_Passage to read_
────────
Cyberwarfare is the deliberate breaching of an entity's computer system with the intent of stealing intellectual property or financial resources; disabling, wiping out, or manipulating a computer or network; or causing other damage or disruption to a computer-driven system. Targets of such sabotage, subversion, and espionage include "traditional" governmental and military objectives as well as the less-protected civil infrastructure of a country-a target that has the potential to bring modern life to a halt. Our vulnerability lies in weaknesses in software that helps to run banks and other corporations; satellites, power grids, water systems, and other utilities; communication and financial networks, among others.
Governments and businesses around the world have scrambled to implement strategies to intercept and prevent such intrusions with little success. Attackers seem to be two steps ahead of their prey, forcing the victim to be reactive rather than proactive. Defensive strategies do little to prevent an attack. For example, one cannot thwart a virus before its existence is even known. Another major problem with cyberattacks is their unpredictability. Victims can't see them coming—there's no form of radar to pick up pending attacks, cyberweapons are invisible, and attackers are usually anonymous.
────────
_Data section_
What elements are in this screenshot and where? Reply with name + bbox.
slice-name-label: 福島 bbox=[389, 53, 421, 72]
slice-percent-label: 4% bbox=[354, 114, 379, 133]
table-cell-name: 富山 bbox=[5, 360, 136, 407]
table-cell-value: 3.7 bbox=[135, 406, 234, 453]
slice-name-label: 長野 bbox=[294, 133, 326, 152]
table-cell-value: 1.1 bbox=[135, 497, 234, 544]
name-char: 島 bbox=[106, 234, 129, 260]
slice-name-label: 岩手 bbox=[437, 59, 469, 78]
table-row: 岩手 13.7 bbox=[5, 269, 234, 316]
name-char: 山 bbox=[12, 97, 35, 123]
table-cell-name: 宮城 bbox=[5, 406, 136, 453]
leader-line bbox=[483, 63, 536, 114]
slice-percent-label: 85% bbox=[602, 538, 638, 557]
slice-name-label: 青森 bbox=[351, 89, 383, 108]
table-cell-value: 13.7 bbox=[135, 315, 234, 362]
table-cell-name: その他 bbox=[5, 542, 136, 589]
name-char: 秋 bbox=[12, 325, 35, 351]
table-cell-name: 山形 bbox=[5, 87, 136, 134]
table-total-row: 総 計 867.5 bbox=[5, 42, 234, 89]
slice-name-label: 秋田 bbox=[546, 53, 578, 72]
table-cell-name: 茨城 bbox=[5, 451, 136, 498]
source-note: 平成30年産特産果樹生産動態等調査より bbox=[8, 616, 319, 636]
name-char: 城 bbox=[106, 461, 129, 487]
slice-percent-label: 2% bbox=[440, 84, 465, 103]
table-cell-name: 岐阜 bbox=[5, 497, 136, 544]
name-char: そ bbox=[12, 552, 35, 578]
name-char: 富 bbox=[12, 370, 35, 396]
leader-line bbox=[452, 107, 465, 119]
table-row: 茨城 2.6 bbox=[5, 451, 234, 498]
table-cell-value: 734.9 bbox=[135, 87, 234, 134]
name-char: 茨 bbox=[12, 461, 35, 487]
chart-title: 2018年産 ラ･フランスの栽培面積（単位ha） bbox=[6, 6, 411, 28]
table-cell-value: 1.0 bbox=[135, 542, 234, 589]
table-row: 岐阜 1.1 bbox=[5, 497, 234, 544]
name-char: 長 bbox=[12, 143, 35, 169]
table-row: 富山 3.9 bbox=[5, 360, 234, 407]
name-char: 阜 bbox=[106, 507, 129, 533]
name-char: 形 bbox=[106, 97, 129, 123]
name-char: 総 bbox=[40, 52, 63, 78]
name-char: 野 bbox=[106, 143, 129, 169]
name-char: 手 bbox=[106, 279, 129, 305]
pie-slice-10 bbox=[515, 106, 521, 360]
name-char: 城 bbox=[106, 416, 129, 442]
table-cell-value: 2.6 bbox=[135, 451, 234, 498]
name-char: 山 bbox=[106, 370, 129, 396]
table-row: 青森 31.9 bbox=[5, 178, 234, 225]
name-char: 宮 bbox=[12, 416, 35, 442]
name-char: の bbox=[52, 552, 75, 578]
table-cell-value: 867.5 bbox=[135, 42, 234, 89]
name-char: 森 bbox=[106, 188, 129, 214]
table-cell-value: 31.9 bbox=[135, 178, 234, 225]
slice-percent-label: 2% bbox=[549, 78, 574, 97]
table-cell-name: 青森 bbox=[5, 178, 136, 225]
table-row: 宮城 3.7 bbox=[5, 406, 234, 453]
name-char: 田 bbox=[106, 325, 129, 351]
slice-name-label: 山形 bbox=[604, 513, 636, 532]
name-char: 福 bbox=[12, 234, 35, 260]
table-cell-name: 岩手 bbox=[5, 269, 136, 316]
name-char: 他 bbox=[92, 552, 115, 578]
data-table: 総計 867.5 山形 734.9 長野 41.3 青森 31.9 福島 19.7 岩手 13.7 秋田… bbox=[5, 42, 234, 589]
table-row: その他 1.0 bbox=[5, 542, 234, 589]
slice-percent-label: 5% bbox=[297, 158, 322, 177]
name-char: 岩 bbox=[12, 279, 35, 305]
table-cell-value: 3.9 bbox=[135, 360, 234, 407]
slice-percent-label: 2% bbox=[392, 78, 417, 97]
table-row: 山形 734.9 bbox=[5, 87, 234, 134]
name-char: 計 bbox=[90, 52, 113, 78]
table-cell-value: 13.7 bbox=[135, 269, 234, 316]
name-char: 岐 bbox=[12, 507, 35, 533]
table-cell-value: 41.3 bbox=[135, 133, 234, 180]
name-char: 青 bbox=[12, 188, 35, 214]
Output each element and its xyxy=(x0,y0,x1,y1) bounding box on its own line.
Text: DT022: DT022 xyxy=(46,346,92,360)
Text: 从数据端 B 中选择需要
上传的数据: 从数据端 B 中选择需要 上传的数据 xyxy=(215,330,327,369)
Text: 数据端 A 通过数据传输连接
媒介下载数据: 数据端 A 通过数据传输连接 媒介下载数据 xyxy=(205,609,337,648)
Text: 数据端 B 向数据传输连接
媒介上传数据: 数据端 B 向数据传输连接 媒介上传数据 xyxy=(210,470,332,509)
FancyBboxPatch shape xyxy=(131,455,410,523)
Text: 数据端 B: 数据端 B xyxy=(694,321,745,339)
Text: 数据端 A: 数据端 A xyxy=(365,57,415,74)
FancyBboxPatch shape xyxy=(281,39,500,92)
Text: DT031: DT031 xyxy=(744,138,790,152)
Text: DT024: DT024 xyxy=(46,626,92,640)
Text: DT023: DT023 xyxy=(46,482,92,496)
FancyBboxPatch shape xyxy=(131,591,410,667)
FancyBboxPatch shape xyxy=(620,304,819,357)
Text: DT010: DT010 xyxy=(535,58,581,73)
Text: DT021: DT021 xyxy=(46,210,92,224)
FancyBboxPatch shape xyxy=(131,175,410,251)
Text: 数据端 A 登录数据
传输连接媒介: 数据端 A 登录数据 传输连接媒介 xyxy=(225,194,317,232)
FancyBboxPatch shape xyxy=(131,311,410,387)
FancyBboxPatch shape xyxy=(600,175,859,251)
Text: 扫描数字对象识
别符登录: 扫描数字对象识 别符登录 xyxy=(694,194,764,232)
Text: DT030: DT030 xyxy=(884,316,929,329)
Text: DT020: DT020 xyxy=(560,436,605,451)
────────
_Task details_
How would the passage on cyberwarfare go on after its final sentence?

_Result for this task_
Another difficulty lies in retaliation. What is an appropriate response to a nameless, faceless attack that produces no human casualties? It isn't a "you bomb my city, I bomb your city" scenario. In fact, the initial assault is usually not militaristic. But what is so terrifying is the idea that once violated, portions of our infrastructure could be rendered useless; a successful "civil" attack could demand a retaliatory military strike. In this high-speed, largely anonymous new world, retaliation cannot be rushed because a move to military might runs the risk of attacking an innocent target, as a "false flag" attack can be used to place blame on the blameless, with very deadly results.
How does a cyberattack work?
The most basic and arguably most effective cyberattack is the cyber equivalent of cutting a wire, or "denial-of-service" attack, which floods a network with useless traffic designed to cut off the client (computer) from the host (server). Other cyberweapons include malware, such as worms, viruses, Trojan horses, and spear phishing.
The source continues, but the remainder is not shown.